## BEGIN MATERIAL TO PROCESS

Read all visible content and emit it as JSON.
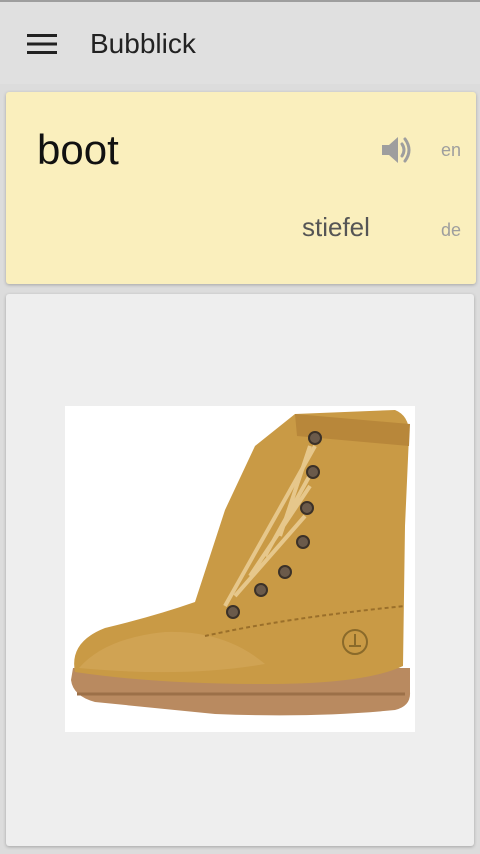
{
  "app": {
    "title": "Bubblick"
  },
  "icons": {
    "menu": "menu-icon",
    "speaker": "speaker-icon"
  },
  "word_card": {
    "word": "boot",
    "word_lang": "en",
    "translation": "stiefel",
    "translation_lang": "de"
  },
  "colors": {
    "toolbar": "#e0e0e0",
    "word_card_bg": "#faefbd",
    "image_card_bg": "#eeeeee",
    "boot": "#c99a45"
  }
}
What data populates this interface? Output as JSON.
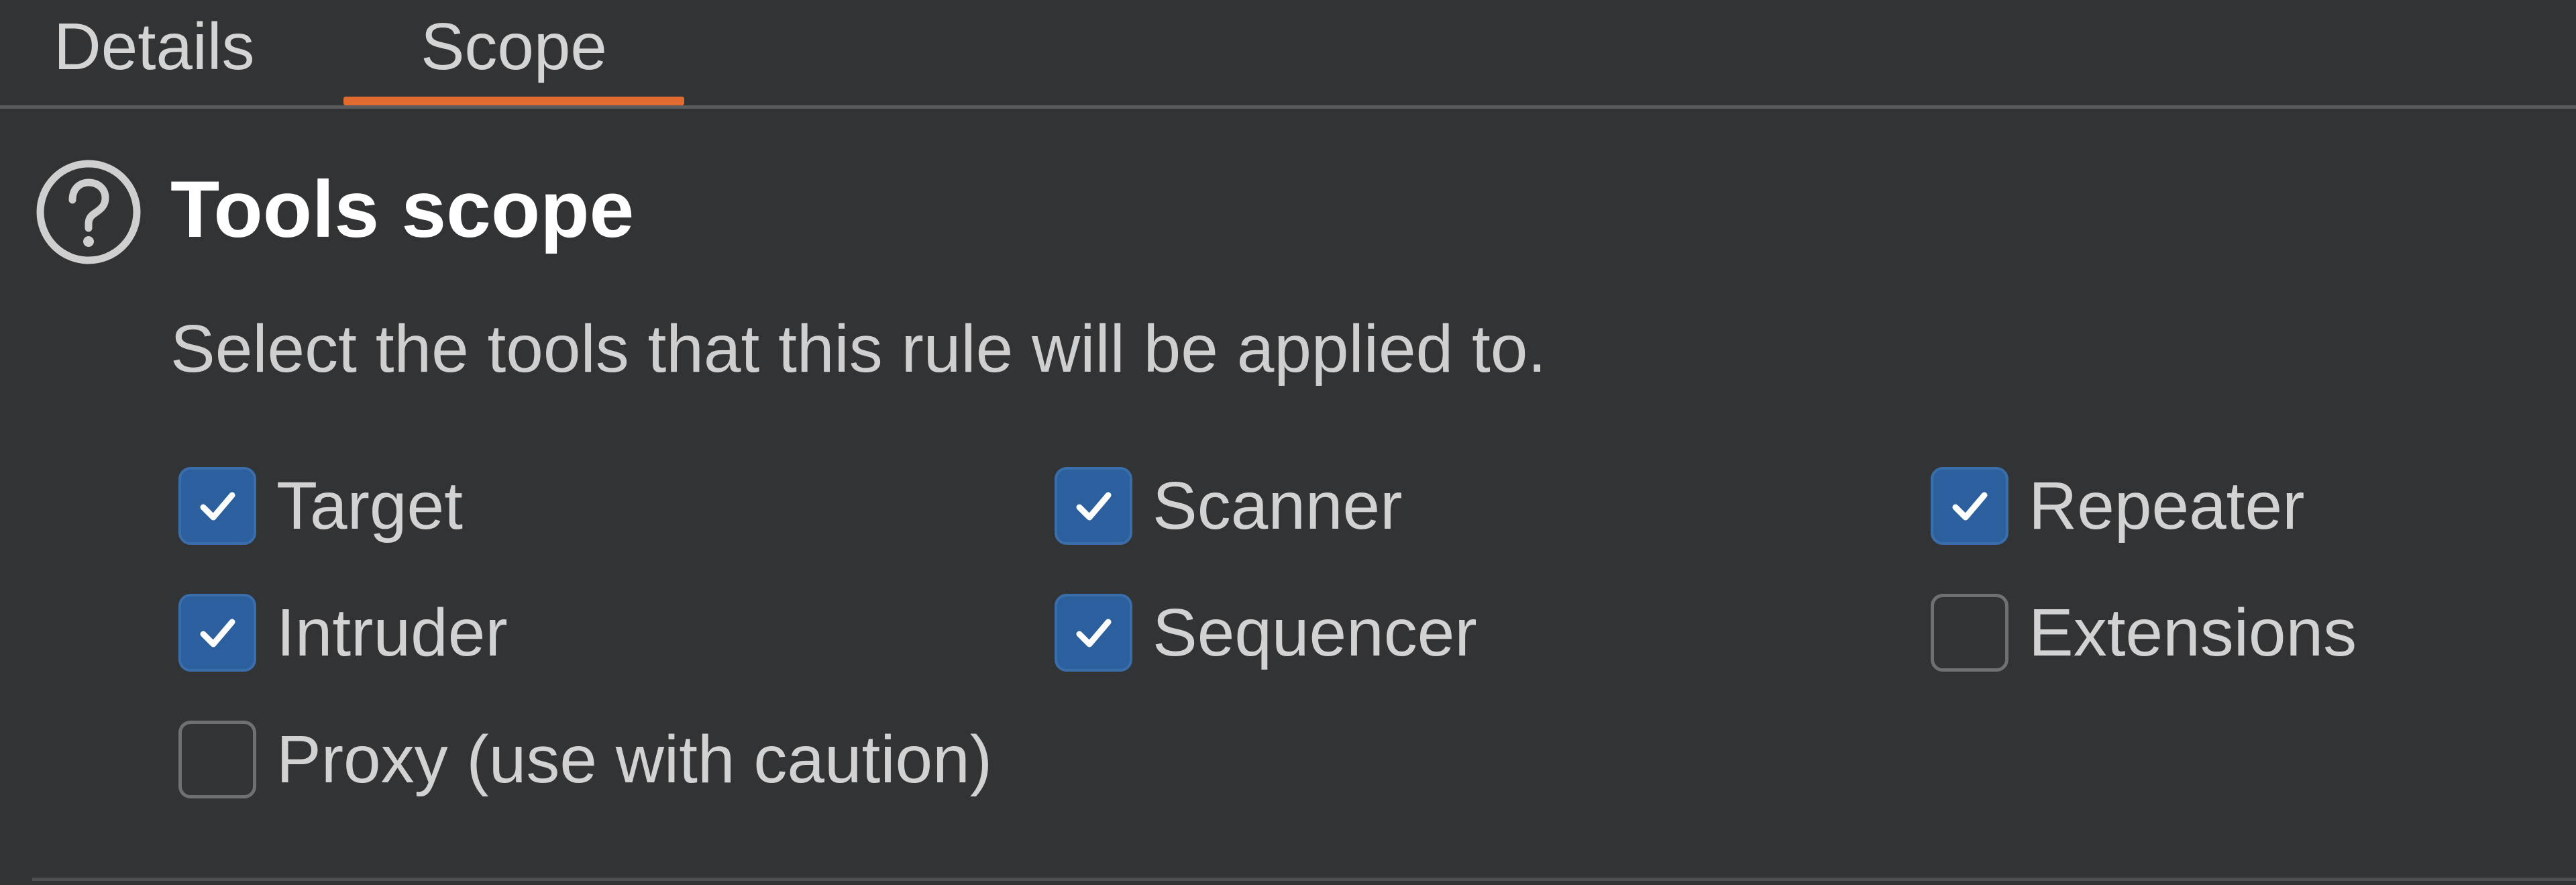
{
  "tabs": [
    {
      "label": "Details",
      "active": false
    },
    {
      "label": "Scope",
      "active": true
    }
  ],
  "colors": {
    "background": "#323335",
    "accent": "#e16a2e",
    "checkbox_checked": "#2b5f9e"
  },
  "section": {
    "icon": "help-circle-icon",
    "title": "Tools scope",
    "description": "Select the tools that this rule will be applied to."
  },
  "tools": [
    {
      "label": "Target",
      "checked": true
    },
    {
      "label": "Scanner",
      "checked": true
    },
    {
      "label": "Repeater",
      "checked": true
    },
    {
      "label": "Intruder",
      "checked": true
    },
    {
      "label": "Sequencer",
      "checked": true
    },
    {
      "label": "Extensions",
      "checked": false
    },
    {
      "label": "Proxy (use with caution)",
      "checked": false
    }
  ]
}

## END MATERIAL TO PROCESS

■ WHAT YOU ARE ASKED TO DO ■
Pictures in the records above are not copied; print everything else exactly.

■ TASK RESPONSE ■
Read all visible content and emit it as JSON.
{
  "app": {
    "title": "Bubblick"
  },
  "icons": {
    "menu": "menu-icon",
    "speaker": "speaker-icon"
  },
  "word_card": {
    "word": "boot",
    "word_lang": "en",
    "translation": "stiefel",
    "translation_lang": "de"
  },
  "colors": {
    "toolbar": "#e0e0e0",
    "word_card_bg": "#faefbd",
    "image_card_bg": "#eeeeee",
    "boot": "#c99a45"
  }
}
What data populates this interface? Output as JSON.
{
  "tabs": [
    {
      "label": "Details",
      "active": false
    },
    {
      "label": "Scope",
      "active": true
    }
  ],
  "colors": {
    "background": "#323335",
    "accent": "#e16a2e",
    "checkbox_checked": "#2b5f9e"
  },
  "section": {
    "icon": "help-circle-icon",
    "title": "Tools scope",
    "description": "Select the tools that this rule will be applied to."
  },
  "tools": [
    {
      "label": "Target",
      "checked": true
    },
    {
      "label": "Scanner",
      "checked": true
    },
    {
      "label": "Repeater",
      "checked": true
    },
    {
      "label": "Intruder",
      "checked": true
    },
    {
      "label": "Sequencer",
      "checked": true
    },
    {
      "label": "Extensions",
      "checked": false
    },
    {
      "label": "Proxy (use with caution)",
      "checked": false
    }
  ]
}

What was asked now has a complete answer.